- Task goal: Continue the essay about the crocheted blue baby blanket, starting right after its last sentence.
[START Text passage]
Southern Legitimacy Statement: Though I live in Massachusetts now, I was born and raised in Houston, and part of my heart will always be in Texas. I know some folks don’t call Texas the South, but I always have, seeing how my mom always had a can of bacon grease on the stove, my grandma said during each and every summer that it was “hot as Hades,” and my daddy always wore seersucker suits.
Linus and B
If my house were on fire, the first “thing” I would think to rescue wouldn’t be worth a cent to anyone else. A mere scrap of my family history — and essentially a scrap unto itself — it is irreplaceable because it offers something hard to find that money can’t buy: comfort.
My mother bore three sons before she had me. I can only assume that this track record is why my great aunt Isabelle, upon hearing Mom was pregnant again, crocheted a baby blanket from soft, pastel blue yarn.
This was the 1970s, long before ultrasound could have predicted my gender. And Mom likely wouldn’t have cared or planned around it anyway. As she recalls, “Back then, boys wore pink and girls wore blue, and it all turned out fine.” Today’s color-themed baby showers, neutral-painted nurseries, and personalized gift registries annoy her with their preciousness. I’m confident the present Isabelle gave to her and my dad after my birth was received graciously with little, if any, thought to its hue.
I only met Aunt Isabelle a few times when I was very young. All I remember about her is that she was extremely kind and she sat in a wheelchair. I learned later she had been in a terrible car crash in her twenties. Though I can’t conjure her face now, I can see her petite feet placed on the metal foot rests of the chair, always tucked into fuzzy booties rather than regular shoes.
The gift she handmade for me, which I imagine was placed in my crib with me soon after I arrived, has been a prized possession all my life; I can’t remember a time Blue Blankie wasn’t with me. I can’t remember whether I ever thanked her for it. I hope I did.
[END Text passage]
[START Records supplied]
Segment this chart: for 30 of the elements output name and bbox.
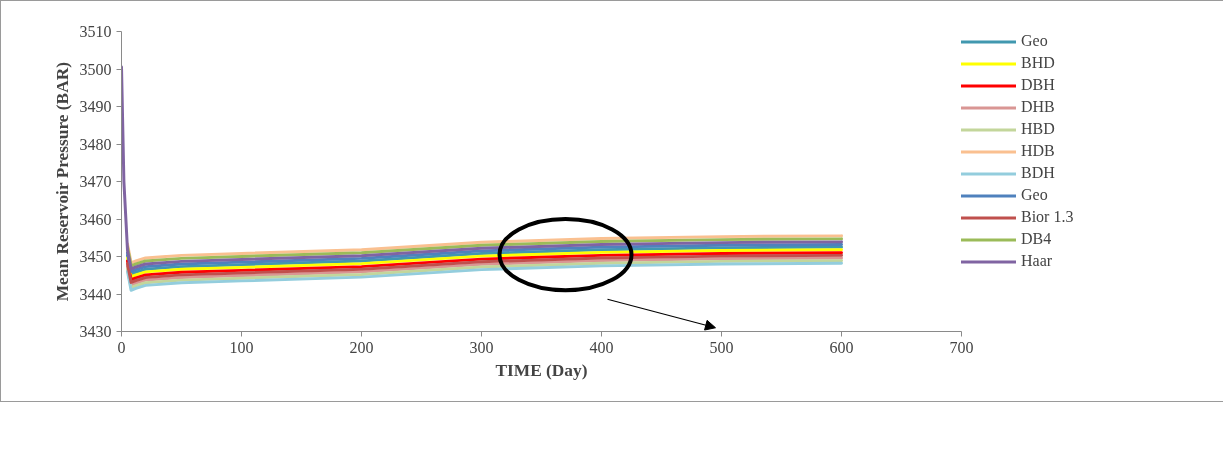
y-tick-label: 3480 [79,135,112,153]
y-tick-label: 3460 [79,210,112,228]
y-tick-label: 3450 [79,248,112,265]
legend-label: Haar [1021,251,1053,271]
legend-label: BHD [1021,53,1055,73]
y-tick-label: 3500 [79,60,112,78]
legend-label: DBH [1021,75,1055,95]
y-tick-label: 3470 [79,173,112,190]
legend-label: BDH [1021,163,1055,183]
legend-label: DHB [1021,97,1055,117]
x-tick-label: 0 [117,338,126,356]
x-tick-label: 500 [709,338,734,356]
y-tick-label: 3430 [79,323,112,340]
y-tick-label: 3490 [79,98,112,115]
legend-label: Geo [1021,31,1048,51]
y-tick-label: 3510 [79,23,112,40]
x-tick-label: 400 [589,338,614,356]
legend-label: HDB [1021,141,1055,161]
x-tick-label: 100 [229,338,254,356]
legend-label: Bior 1.3 [1021,207,1074,227]
x-axis-title: TIME (Day) [495,360,588,380]
x-tick-label: 700 [949,338,974,356]
legend-label: Geo [1021,185,1048,205]
x-tick-label: 600 [829,338,854,356]
x-tick-label: 300 [469,338,494,356]
y-tick-label: 3440 [79,285,112,303]
x-tick-label: 200 [349,338,374,356]
legend-label: DB4 [1021,229,1052,249]
legend-label: HBD [1021,119,1055,139]
y-axis-title: Mean Reservoir Pressure (BAR) [52,61,72,302]
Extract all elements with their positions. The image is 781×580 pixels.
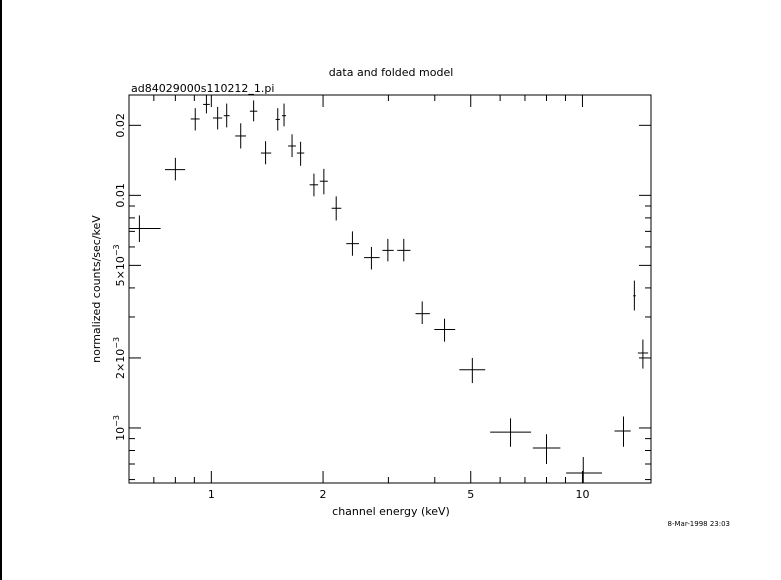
y-tick-label: 10−3 [112,415,127,441]
x-tick-label: 2 [320,488,327,501]
data-point [288,134,296,158]
data-point [382,238,394,262]
data-point [260,141,272,165]
data-point [319,168,328,195]
data-point [490,418,532,447]
data-point [281,103,287,127]
y-tick-label: 0.01 [114,183,127,208]
y-tick-label: 5×10−3 [112,244,127,286]
data-point [346,231,360,256]
data-point [203,95,210,114]
x-tick-label: 5 [467,488,474,501]
data-points [129,95,649,483]
data-point [235,123,247,149]
svg-text:0.01: 0.01 [114,183,127,208]
data-point [633,280,636,311]
y-tick-labels: 10−3 2×10−3 5×10−3 0.01 0.02 [112,113,127,441]
data-point [249,100,258,122]
x-tick-labels: 1 2 5 10 [208,488,590,501]
x-tick-label: 10 [575,488,589,501]
data-point [190,108,200,131]
data-point [415,301,430,324]
data-point [434,318,456,342]
left-border [0,0,2,580]
data-point [212,106,223,130]
axis-ticks [128,95,651,483]
y-tick-label: 0.02 [114,113,127,137]
data-point [129,215,161,243]
y-axis-label: normalized counts/sec/keV [90,215,103,363]
data-point [364,246,380,270]
svg-text:10−3: 10−3 [112,415,127,441]
plot-frame [128,94,652,484]
chart-subtitle: ad84029000s110212_1.pi [131,82,274,95]
data-point [459,357,486,384]
data-point [296,141,305,166]
data-point [614,416,631,447]
data-point [275,108,280,131]
svg-text:2×10−3: 2×10−3 [112,337,127,379]
data-point [331,196,342,221]
x-tick-label: 1 [208,488,215,501]
svg-text:5×10−3: 5×10−3 [112,244,127,286]
data-point [397,238,411,262]
data-point [532,434,561,465]
data-point [637,339,649,369]
plot-timestamp: 8-Mar-1998 23:03 [668,520,730,528]
data-point [309,173,319,197]
x-axis-label: channel energy (keV) [332,505,450,518]
data-point [164,157,186,181]
svg-text:0.02: 0.02 [114,113,127,137]
chart-title: data and folded model [329,66,454,79]
y-tick-label: 2×10−3 [112,337,127,379]
data-point [223,103,230,128]
data-point [566,457,603,483]
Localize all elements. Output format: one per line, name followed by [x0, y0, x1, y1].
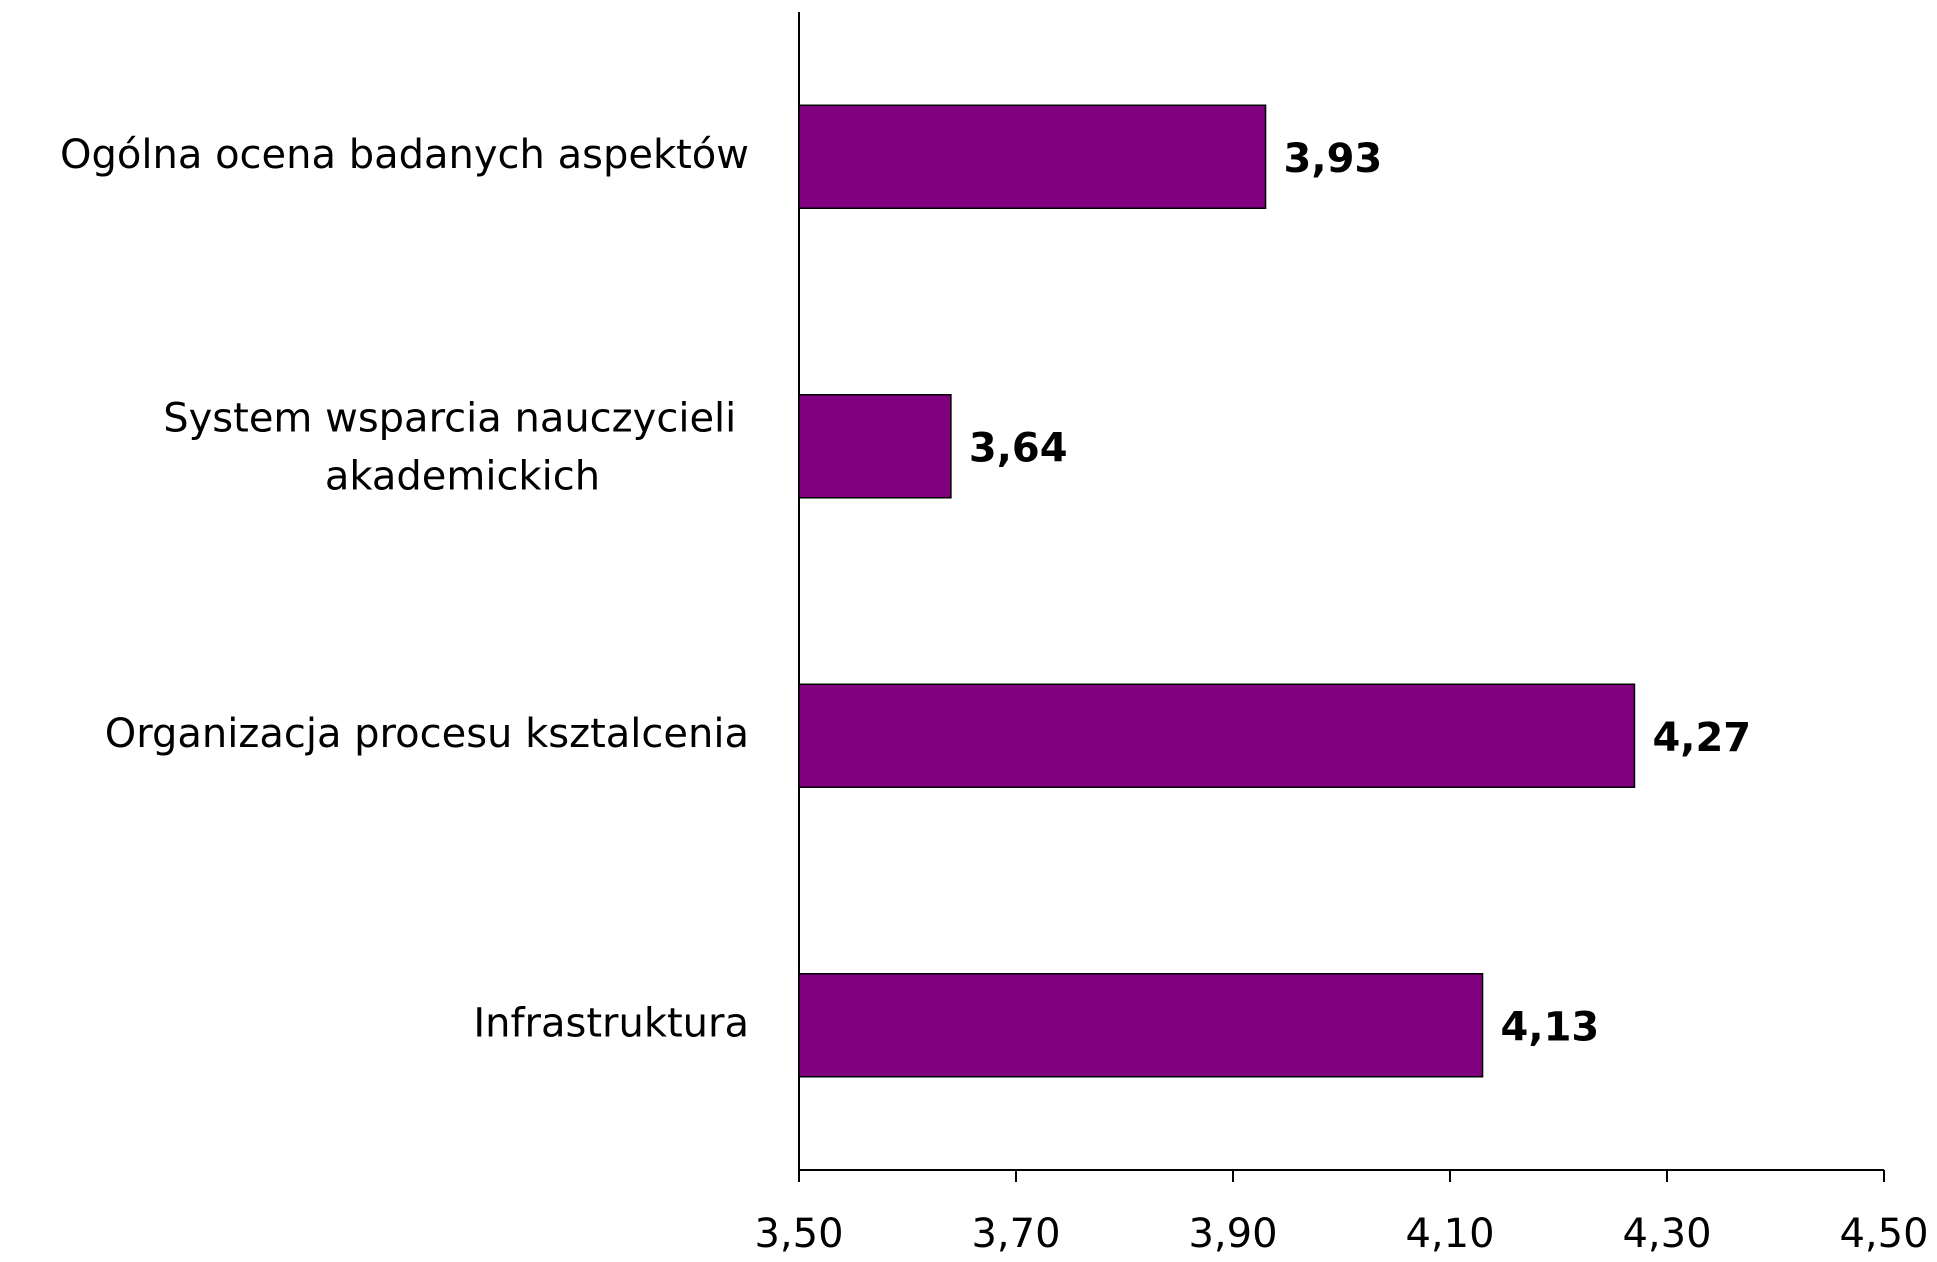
- x-tick-label: 3,70: [971, 1211, 1060, 1257]
- value-label: 3,64: [969, 425, 1068, 471]
- value-label: 3,93: [1284, 136, 1383, 182]
- x-tick-label: 4,30: [1622, 1211, 1711, 1257]
- bar: [798, 973, 1484, 1078]
- bar: [798, 683, 1636, 788]
- category-label: System wsparcia nauczycieli akademickich: [163, 395, 749, 499]
- x-tick-label: 3,90: [1188, 1211, 1277, 1257]
- category-label: Infrastruktura: [473, 1000, 749, 1046]
- value-label: 4,27: [1652, 715, 1751, 761]
- bar: [798, 394, 952, 499]
- bar: [798, 104, 1267, 209]
- category-label: Organizacja procesu ksztalcenia: [105, 711, 749, 757]
- x-tick-label: 4,50: [1839, 1211, 1928, 1257]
- x-tick-label: 3,50: [754, 1211, 843, 1257]
- x-tick-label: 4,10: [1405, 1211, 1494, 1257]
- category-label: Ogólna ocena badanych aspektów: [60, 132, 749, 178]
- value-label: 4,13: [1501, 1004, 1600, 1050]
[END Records supplied]
- Answer to the exercise:
Because I loved the blanket so much, as a child, I found it difficult to get comfortable without it; I wanted to have it with me always and felt deeply insecure if I didn’t know where it was. Though I was discouraged from taking it to school past kindergarten, when being tucked in at night, it was a must. “Where’s B?” I would ask my dad anxiously each night after we finished my evening bath and put on my pajamas. “B” was the blanket’s official moniker in the early years, before I could easily articulate the entire word. Before we even read a bedtime story, I needed to have it with me. After B was securely under the covers, I could focus and relax.
Even when my big brothers snuggled together under our family’s expansive dark blue and green afghan to watch TV, I insisted on nestling under my separate blanket next to them. There are copious family photos in which I am holding B affectionately to my cheek, sitting next to it on the couch as if it were a pet, or spreading it over my lap like a chilly old lady might. B was actually big enough to cover my own whole body until I was probably three years old or so, after which it was used largely for hugging — and huffing.
That’s where things got a little weird. I was passionate about how B smelled, regularly burying my face into it and inhaling deeply. Especially when it wasn’t clean. Especially when it was downright funky. Especially when it had been loved to the point of becoming a grime factory. By which I mean it was full of cat hair, dirt, and my own nocturnal slobber; crumbs, tears, sweat, dust, and grass from the yard; whatever I had dragged it through for days or weeks on end. Eau de Blue Blankie was the only fragrance in the world that mattered. It made me feel safe, and I was fiercely protective of it.
My mother and I had big fights when she wanted to wash my blanket, stealing it away from me and ridding it of the odor I had so carefully cultivated. Extensive tug-of-war sessions took place, and I tried hiding B in several places I considered top-secret: under my bed, behind my stuffed animals, in the coat closet under the stairs. But she always yelled louder, pulled harder, and was smarter than me. Fresh out of the dryer, Mom would triumphantly thrust the blanket back at me, and I would glower. The fiber would be fluffy and scentless, downright unpleasant to my olfactory senses. So each time, post-laundry, I immediately began working on re-scenting it.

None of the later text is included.